§ Text:
In Sweden, the cervical cancer screening programme is based on primary human papillomavirus (HPV) testing with either clinician-collected cervical sampling or home-based vaginal self-sampling. We assessed the effectiveness and cost-effectiveness of primary HPV clinician-collected sampling and primary HPV self-collected sampling for unvaccinated cohorts of Swedish women.

Methods

A model-based analysis was performed to project long-term costs and quality-adjusted life-years (QALYs). Screening strategies included no screening, 18 clinician-collected strategies and 36 self-sampling strategies, with variations in the screening frequency, start age and follow-up management. We estimated incremental cost-effectiveness ratios benchmarked against willingness-to-pay (WTP) thresholds of €50,000 and €100,000 per QALY gained.

§ Problem to work on: Copy out the part of the cervical screening text that opens with the words containing "A model-based analysis" and closes with "per QALY gained.".

§ Listed entries:
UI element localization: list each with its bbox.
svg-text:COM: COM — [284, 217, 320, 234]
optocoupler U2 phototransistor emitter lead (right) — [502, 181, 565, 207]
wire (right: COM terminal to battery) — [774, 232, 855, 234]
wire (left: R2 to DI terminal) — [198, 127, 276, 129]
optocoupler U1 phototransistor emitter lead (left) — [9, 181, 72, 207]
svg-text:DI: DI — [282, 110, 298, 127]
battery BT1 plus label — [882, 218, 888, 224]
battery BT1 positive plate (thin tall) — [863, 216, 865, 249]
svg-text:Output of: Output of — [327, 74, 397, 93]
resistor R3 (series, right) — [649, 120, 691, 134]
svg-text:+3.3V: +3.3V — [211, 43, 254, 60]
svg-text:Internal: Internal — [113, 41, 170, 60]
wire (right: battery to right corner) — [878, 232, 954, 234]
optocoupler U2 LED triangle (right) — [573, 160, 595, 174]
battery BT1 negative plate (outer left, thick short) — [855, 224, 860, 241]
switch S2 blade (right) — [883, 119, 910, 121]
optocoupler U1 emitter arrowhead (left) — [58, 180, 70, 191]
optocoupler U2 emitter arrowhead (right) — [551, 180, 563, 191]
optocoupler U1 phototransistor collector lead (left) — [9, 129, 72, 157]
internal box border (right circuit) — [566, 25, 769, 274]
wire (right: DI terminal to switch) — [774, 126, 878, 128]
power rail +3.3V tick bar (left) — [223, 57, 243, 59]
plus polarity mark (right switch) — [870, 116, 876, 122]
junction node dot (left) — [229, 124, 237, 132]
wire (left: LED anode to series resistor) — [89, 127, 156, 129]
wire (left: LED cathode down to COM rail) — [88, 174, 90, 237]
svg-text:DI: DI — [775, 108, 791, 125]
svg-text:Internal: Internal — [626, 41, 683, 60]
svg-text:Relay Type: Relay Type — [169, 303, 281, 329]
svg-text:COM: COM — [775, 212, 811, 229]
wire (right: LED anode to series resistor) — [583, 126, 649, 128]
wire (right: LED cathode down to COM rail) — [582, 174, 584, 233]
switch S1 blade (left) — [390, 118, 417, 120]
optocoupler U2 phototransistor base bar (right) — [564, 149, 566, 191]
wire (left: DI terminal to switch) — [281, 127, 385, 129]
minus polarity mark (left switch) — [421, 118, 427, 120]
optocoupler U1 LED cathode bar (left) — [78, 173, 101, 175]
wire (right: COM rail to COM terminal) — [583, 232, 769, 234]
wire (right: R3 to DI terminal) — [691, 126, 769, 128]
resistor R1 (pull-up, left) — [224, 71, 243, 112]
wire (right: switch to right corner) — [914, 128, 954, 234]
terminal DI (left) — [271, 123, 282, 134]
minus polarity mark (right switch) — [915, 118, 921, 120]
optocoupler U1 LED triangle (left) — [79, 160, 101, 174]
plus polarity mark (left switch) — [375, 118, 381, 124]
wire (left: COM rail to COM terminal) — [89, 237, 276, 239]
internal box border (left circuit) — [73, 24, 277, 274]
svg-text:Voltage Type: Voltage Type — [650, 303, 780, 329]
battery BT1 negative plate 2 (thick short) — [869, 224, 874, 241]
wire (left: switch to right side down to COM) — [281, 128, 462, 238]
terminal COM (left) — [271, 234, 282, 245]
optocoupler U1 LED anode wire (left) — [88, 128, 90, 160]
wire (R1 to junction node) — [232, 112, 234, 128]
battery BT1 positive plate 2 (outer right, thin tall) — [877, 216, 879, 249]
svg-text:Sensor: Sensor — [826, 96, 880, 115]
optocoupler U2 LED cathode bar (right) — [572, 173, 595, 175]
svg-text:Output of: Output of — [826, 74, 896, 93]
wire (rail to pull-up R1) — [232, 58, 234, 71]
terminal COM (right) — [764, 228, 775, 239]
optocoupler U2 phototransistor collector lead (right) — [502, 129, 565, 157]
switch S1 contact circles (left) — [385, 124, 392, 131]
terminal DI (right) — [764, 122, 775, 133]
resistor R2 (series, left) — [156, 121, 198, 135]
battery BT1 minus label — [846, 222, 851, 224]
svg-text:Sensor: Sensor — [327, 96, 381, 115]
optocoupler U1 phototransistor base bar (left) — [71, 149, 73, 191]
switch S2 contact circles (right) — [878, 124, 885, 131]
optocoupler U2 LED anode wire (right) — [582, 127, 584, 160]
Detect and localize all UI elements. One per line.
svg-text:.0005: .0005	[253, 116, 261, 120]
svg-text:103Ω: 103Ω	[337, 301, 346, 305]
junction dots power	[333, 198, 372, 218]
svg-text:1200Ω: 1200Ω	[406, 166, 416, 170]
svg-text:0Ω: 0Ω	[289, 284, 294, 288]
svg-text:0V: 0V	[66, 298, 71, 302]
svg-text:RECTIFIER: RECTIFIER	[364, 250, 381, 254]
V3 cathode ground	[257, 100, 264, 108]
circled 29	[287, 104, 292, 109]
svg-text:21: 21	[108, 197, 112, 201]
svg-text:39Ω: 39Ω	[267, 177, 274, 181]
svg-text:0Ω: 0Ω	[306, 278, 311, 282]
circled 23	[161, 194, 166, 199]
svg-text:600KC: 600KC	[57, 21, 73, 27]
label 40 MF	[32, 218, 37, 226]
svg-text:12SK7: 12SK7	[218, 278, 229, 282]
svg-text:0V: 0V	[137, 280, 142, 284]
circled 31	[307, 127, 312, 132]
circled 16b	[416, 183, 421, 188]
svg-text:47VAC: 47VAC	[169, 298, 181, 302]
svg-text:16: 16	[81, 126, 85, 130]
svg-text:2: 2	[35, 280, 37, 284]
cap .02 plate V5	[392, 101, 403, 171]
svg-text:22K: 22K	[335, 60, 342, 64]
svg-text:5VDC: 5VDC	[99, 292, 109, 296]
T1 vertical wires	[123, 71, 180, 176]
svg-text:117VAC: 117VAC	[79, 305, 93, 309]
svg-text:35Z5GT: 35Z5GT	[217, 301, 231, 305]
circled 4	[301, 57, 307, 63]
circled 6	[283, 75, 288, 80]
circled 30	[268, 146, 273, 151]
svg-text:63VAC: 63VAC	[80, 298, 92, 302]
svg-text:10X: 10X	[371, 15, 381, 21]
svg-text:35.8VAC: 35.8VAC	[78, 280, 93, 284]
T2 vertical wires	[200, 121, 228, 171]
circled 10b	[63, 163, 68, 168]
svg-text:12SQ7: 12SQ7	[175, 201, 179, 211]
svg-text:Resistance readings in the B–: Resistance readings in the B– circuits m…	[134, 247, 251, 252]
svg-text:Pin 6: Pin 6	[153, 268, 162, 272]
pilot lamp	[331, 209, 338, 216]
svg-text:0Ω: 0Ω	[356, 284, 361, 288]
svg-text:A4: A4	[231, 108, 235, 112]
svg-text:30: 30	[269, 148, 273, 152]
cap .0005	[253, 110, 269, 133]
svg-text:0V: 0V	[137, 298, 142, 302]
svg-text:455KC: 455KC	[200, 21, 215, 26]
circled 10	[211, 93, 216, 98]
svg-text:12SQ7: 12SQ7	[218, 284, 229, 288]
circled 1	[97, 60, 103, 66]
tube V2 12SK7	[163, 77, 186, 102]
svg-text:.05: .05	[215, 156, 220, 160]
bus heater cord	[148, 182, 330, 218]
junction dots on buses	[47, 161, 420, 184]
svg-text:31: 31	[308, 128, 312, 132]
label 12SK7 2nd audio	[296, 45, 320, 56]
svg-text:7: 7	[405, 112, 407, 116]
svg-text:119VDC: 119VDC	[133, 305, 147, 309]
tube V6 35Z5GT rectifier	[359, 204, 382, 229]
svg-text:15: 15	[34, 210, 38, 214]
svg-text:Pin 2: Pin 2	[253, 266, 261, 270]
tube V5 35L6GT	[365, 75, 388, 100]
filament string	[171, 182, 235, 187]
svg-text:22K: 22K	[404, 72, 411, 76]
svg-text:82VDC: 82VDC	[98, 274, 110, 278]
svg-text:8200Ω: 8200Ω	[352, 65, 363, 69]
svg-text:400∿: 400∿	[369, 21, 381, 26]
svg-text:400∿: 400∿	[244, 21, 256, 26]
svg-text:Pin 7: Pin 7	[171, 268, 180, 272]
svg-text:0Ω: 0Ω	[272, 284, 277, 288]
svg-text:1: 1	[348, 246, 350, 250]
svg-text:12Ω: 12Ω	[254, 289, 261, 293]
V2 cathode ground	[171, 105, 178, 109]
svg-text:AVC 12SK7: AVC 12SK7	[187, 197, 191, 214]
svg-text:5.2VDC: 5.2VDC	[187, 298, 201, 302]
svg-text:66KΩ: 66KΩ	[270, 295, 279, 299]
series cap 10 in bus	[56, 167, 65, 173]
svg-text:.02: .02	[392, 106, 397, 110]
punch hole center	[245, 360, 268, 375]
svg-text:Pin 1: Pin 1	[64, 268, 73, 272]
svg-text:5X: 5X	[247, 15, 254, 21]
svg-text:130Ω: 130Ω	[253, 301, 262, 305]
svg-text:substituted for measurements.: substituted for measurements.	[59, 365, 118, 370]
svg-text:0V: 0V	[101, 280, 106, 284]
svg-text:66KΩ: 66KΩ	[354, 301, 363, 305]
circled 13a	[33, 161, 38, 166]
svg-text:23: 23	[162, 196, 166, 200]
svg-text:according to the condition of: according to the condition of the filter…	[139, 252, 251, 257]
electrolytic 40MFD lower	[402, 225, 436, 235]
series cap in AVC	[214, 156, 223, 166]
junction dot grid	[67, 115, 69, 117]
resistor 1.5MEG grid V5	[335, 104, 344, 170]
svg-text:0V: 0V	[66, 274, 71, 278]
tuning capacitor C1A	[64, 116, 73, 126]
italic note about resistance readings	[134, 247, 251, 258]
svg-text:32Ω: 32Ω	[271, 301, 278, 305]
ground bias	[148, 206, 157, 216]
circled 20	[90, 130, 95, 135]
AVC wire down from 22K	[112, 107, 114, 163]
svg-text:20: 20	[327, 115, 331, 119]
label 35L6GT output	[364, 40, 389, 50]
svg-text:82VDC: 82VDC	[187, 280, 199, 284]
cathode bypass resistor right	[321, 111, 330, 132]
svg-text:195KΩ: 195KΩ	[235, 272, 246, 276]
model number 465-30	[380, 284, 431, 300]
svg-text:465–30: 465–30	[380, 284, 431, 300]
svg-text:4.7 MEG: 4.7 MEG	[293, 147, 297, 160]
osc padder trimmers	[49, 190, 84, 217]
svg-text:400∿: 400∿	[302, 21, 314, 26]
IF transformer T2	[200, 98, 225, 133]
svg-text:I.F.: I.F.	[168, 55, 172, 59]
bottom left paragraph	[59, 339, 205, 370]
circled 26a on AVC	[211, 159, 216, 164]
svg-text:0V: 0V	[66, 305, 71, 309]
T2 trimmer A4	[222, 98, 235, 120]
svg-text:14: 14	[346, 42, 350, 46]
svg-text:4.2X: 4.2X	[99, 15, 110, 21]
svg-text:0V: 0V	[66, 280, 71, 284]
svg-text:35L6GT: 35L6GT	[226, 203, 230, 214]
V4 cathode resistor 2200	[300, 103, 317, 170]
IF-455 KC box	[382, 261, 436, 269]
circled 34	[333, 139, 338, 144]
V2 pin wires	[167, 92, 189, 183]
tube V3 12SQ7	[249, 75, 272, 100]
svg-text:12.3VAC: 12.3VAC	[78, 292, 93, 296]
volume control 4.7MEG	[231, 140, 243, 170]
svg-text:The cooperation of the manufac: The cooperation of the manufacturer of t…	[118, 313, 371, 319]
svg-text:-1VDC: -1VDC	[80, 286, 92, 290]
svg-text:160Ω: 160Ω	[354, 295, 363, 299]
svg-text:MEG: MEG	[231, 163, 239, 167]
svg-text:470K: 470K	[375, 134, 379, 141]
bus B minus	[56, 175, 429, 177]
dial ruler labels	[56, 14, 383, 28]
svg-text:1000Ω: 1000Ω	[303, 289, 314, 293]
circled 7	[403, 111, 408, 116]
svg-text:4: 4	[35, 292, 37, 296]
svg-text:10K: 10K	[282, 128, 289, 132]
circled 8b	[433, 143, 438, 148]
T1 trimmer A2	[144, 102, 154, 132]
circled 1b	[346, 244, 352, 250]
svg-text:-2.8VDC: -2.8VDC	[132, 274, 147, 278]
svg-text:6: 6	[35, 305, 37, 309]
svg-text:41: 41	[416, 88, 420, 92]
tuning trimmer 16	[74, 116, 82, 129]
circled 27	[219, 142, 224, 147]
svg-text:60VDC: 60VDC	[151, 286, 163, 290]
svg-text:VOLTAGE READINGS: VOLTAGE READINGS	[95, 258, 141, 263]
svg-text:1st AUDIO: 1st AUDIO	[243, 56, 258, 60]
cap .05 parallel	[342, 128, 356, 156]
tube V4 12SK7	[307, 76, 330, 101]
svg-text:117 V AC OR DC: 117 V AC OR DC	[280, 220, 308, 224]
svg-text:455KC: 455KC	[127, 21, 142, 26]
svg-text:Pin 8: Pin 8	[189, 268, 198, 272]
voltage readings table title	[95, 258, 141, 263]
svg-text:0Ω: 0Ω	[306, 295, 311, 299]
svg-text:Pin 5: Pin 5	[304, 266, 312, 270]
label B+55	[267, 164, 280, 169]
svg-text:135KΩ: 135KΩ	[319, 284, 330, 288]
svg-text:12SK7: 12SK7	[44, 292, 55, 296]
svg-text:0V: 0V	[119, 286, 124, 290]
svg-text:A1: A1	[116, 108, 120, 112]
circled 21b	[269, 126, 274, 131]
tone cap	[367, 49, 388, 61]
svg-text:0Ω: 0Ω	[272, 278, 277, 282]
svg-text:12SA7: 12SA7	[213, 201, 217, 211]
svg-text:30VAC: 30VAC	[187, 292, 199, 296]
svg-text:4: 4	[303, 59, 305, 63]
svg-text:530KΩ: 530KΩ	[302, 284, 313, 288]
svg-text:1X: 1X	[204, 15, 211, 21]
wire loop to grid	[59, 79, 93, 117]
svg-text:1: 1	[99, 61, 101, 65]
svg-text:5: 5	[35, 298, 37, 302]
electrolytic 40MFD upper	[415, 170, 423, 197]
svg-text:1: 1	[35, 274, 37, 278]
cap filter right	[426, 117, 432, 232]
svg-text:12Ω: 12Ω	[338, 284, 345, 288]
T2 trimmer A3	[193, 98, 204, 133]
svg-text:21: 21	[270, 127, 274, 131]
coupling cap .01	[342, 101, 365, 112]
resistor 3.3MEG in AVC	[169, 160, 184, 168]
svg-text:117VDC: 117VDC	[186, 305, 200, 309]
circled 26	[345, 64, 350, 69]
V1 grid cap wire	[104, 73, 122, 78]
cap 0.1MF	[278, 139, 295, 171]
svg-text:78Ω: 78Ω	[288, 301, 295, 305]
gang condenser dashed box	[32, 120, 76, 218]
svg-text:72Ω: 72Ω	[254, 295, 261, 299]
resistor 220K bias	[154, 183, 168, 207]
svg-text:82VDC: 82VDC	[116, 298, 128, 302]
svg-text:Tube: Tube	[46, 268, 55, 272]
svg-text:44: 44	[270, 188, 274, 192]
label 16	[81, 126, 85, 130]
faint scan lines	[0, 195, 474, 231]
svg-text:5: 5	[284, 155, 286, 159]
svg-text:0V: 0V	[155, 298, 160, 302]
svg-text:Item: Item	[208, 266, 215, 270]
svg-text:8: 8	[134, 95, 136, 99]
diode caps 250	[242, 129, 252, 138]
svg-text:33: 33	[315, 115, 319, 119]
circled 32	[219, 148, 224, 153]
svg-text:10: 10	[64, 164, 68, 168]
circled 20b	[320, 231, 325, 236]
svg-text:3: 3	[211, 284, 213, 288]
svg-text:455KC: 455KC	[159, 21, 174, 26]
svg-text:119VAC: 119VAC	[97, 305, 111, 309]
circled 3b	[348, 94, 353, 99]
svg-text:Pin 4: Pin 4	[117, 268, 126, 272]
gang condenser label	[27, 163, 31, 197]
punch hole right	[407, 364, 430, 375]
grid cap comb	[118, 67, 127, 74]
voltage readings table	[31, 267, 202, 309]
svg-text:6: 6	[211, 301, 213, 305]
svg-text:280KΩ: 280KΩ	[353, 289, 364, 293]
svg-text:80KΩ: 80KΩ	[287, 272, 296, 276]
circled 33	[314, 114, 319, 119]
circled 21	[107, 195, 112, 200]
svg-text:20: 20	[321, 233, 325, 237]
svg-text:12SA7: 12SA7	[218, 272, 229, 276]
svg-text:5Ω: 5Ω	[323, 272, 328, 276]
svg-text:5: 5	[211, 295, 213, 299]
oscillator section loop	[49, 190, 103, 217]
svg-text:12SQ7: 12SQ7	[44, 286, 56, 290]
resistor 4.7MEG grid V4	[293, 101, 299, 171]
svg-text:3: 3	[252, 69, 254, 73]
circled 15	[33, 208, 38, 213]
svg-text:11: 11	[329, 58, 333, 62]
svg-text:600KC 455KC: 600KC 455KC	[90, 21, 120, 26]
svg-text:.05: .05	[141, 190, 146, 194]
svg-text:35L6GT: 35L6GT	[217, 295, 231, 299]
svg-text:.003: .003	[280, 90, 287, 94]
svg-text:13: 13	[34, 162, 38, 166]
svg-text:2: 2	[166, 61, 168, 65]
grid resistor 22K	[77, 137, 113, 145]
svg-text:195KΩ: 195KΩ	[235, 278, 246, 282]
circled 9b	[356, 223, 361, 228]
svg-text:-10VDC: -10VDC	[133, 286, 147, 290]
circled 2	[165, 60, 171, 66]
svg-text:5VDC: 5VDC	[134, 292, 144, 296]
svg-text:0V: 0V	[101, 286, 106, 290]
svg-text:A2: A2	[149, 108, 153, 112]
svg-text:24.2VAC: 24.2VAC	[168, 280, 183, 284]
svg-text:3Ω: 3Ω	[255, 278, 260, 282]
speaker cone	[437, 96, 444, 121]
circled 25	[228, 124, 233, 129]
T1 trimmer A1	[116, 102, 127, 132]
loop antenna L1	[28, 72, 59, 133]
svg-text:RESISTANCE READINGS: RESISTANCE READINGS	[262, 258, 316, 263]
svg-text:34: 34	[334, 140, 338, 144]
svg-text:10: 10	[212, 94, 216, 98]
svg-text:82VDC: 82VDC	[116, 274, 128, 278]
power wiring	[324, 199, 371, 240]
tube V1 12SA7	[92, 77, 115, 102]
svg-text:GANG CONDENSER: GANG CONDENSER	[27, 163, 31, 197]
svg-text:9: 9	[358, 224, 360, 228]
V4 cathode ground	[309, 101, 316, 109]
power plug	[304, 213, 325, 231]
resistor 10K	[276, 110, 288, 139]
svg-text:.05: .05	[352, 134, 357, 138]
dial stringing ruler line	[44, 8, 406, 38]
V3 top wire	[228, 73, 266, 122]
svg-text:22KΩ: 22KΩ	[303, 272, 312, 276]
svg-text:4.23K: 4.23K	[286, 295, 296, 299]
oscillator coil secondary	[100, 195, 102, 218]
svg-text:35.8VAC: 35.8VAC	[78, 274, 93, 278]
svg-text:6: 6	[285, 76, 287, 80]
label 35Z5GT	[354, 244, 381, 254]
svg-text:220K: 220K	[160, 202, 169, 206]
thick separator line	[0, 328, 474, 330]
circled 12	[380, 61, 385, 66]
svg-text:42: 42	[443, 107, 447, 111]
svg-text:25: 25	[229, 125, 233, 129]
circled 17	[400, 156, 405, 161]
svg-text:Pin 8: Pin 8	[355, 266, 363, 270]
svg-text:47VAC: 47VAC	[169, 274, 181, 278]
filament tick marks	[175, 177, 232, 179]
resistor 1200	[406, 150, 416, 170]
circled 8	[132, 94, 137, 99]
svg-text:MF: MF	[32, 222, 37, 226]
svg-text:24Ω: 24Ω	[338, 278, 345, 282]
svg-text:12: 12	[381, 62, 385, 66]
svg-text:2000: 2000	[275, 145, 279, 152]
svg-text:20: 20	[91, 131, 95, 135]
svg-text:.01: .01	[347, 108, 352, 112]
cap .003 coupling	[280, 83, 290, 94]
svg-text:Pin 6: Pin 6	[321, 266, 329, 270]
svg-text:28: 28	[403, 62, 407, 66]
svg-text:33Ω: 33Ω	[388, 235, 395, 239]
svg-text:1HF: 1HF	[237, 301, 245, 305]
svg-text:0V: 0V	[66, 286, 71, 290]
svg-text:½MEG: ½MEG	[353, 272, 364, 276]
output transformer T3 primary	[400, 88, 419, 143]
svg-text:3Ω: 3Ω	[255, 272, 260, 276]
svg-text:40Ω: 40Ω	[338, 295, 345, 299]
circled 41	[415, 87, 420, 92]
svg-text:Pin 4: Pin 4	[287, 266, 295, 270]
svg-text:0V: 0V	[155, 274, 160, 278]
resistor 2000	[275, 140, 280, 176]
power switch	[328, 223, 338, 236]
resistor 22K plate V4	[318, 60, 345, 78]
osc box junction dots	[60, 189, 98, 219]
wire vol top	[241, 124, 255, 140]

§ Answer area:
A model-based analysis was performed to project long-term costs and quality-adjusted life-years (QALYs). Screening strategies included no screening, 18 clinician-collected strategies and 36 self-sampling strategies, with variations in the screening frequency, start age and follow-up management. We estimated incremental cost-effectiveness ratios benchmarked against willingness-to-pay (WTP) thresholds of €50,000 and €100,000 per QALY gained.